Stored records
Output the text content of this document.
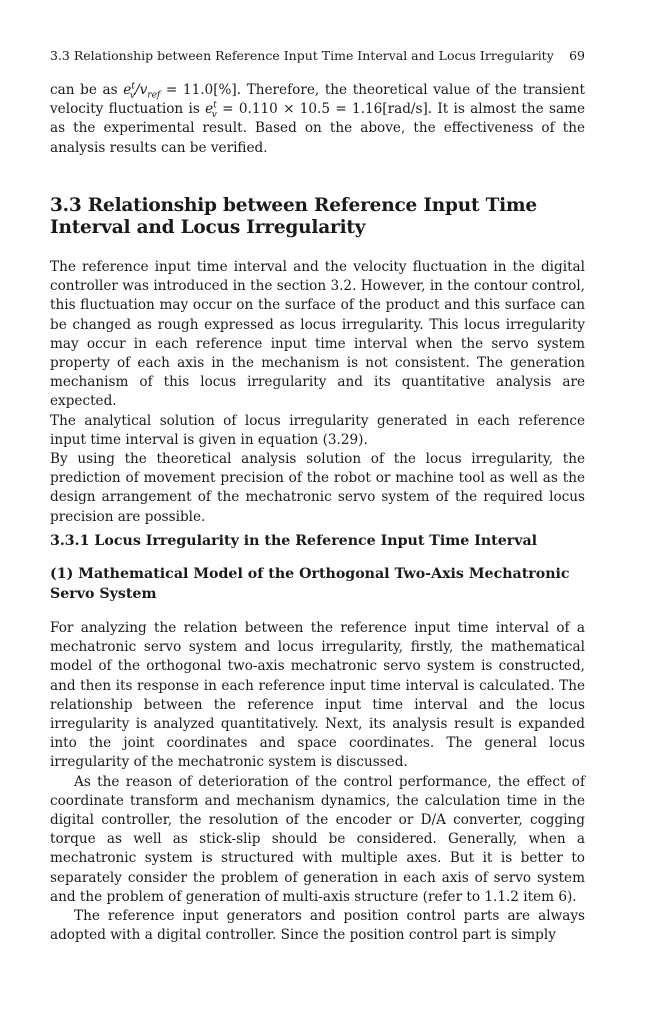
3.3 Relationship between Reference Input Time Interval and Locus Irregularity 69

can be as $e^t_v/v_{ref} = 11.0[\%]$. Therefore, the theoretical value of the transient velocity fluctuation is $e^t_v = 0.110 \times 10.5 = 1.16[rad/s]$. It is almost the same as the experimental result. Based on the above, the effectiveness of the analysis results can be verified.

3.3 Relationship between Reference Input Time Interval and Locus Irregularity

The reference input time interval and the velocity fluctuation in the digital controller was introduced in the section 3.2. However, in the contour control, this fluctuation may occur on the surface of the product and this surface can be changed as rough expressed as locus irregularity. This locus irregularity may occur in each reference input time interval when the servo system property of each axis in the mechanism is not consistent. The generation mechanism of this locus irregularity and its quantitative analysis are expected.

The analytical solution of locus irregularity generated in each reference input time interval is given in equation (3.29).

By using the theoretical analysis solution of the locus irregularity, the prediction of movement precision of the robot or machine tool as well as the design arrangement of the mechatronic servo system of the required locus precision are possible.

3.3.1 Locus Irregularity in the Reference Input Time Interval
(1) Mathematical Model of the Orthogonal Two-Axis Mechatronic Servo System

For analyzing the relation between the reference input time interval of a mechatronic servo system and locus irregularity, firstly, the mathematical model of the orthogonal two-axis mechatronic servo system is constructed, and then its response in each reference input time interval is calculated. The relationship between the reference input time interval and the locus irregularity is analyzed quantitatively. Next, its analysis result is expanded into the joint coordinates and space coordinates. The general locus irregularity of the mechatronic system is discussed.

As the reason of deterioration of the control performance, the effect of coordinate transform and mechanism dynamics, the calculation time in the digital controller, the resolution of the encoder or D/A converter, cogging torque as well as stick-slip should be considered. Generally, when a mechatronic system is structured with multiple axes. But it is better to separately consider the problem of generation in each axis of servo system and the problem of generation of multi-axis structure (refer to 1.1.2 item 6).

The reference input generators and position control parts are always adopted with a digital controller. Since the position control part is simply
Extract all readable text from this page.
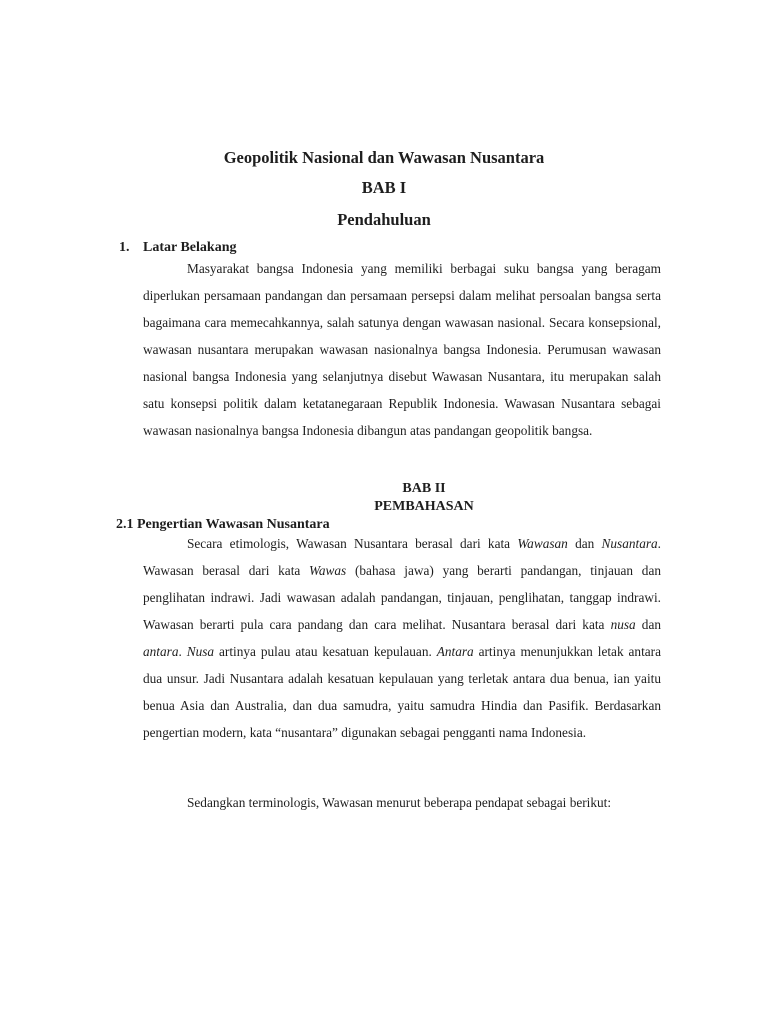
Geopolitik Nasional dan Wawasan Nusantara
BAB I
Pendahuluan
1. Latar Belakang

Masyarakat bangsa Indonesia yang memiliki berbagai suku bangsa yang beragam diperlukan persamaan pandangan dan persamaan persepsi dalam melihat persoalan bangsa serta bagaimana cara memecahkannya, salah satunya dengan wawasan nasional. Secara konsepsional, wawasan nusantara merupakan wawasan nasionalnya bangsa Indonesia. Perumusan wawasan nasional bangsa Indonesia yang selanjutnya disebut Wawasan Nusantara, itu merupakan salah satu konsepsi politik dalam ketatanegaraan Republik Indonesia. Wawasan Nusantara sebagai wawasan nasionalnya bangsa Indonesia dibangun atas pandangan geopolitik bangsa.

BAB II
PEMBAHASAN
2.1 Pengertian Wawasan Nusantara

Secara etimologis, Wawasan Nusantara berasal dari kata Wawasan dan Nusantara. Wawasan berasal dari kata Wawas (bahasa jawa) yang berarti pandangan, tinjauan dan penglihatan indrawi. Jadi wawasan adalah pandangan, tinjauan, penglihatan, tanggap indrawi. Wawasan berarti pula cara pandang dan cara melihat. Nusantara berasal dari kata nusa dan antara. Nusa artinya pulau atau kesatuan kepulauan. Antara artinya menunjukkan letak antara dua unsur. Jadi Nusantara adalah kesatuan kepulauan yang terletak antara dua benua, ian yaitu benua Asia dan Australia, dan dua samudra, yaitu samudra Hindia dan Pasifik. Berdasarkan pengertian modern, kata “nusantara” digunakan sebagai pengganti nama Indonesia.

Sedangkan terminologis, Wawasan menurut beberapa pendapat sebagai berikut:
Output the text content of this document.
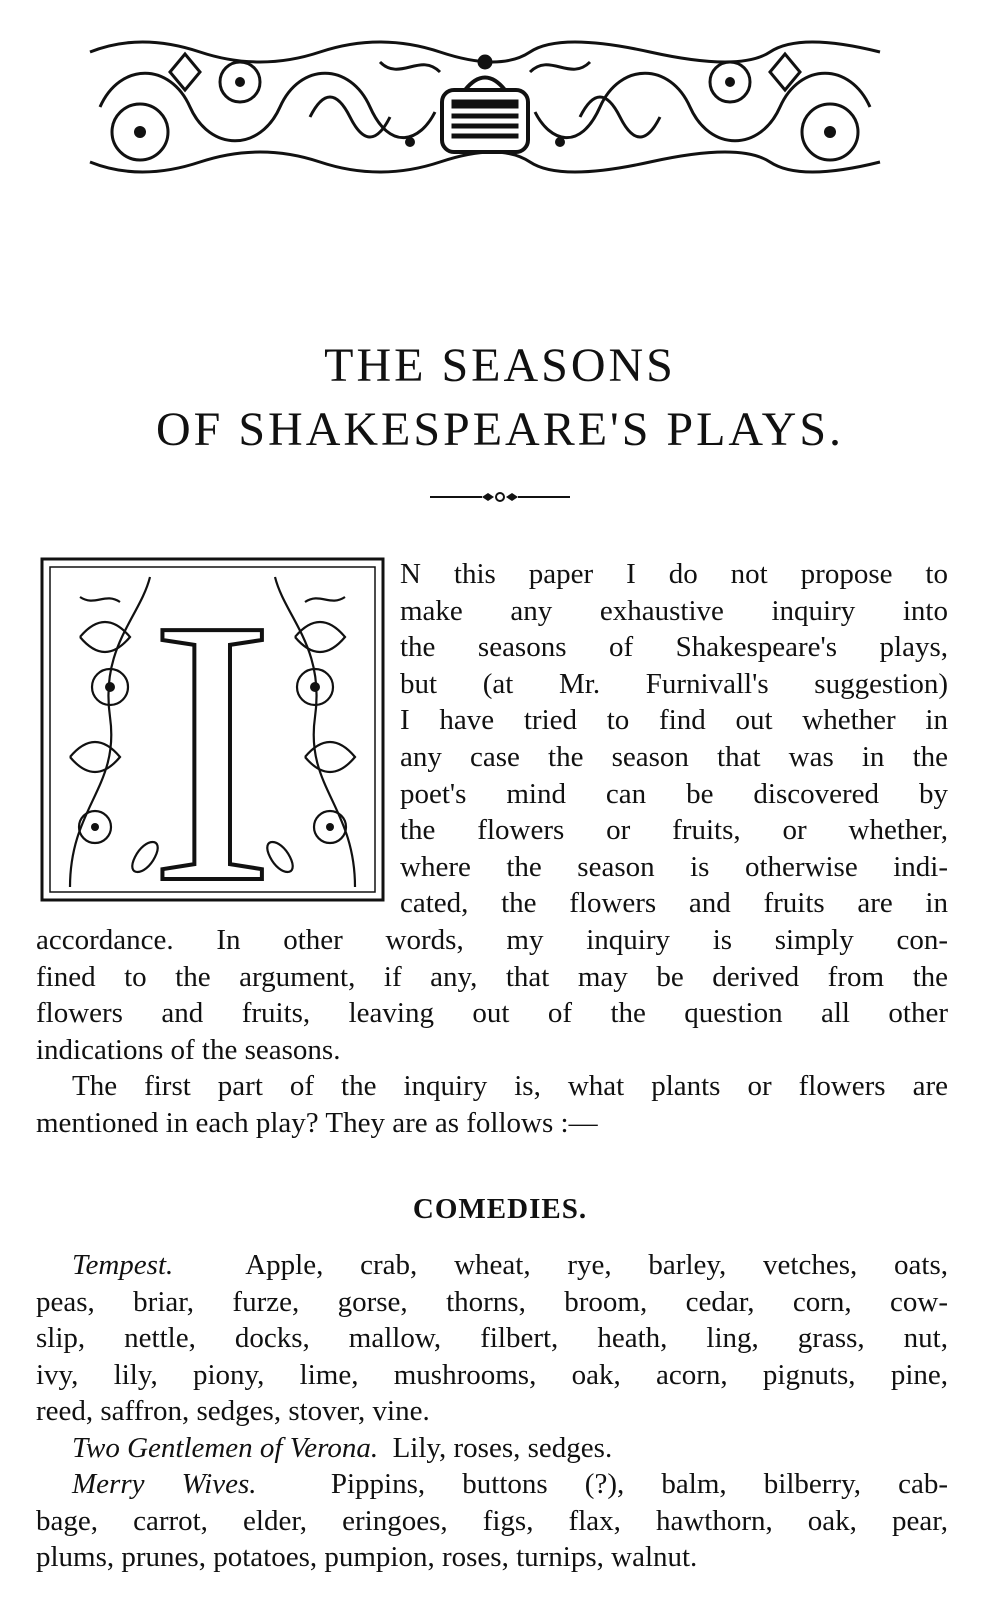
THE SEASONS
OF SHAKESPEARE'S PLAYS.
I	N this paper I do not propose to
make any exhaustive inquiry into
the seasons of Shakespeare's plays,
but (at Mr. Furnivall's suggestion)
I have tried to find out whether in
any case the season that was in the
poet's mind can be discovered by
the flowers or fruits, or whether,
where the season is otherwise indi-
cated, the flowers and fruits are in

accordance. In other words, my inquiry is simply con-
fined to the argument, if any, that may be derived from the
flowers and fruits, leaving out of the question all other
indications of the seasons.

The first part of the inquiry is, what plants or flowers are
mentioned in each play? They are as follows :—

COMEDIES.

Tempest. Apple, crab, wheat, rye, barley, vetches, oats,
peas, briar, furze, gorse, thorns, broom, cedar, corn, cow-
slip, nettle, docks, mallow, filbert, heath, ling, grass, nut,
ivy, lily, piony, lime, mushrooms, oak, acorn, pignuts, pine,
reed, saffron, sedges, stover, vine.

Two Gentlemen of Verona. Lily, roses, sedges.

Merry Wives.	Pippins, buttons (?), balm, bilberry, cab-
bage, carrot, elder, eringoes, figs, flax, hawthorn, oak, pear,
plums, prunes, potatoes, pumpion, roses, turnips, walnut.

**Aim**
Reply with one number only, the count of lines above that hold the string "simply".

**Final result**
2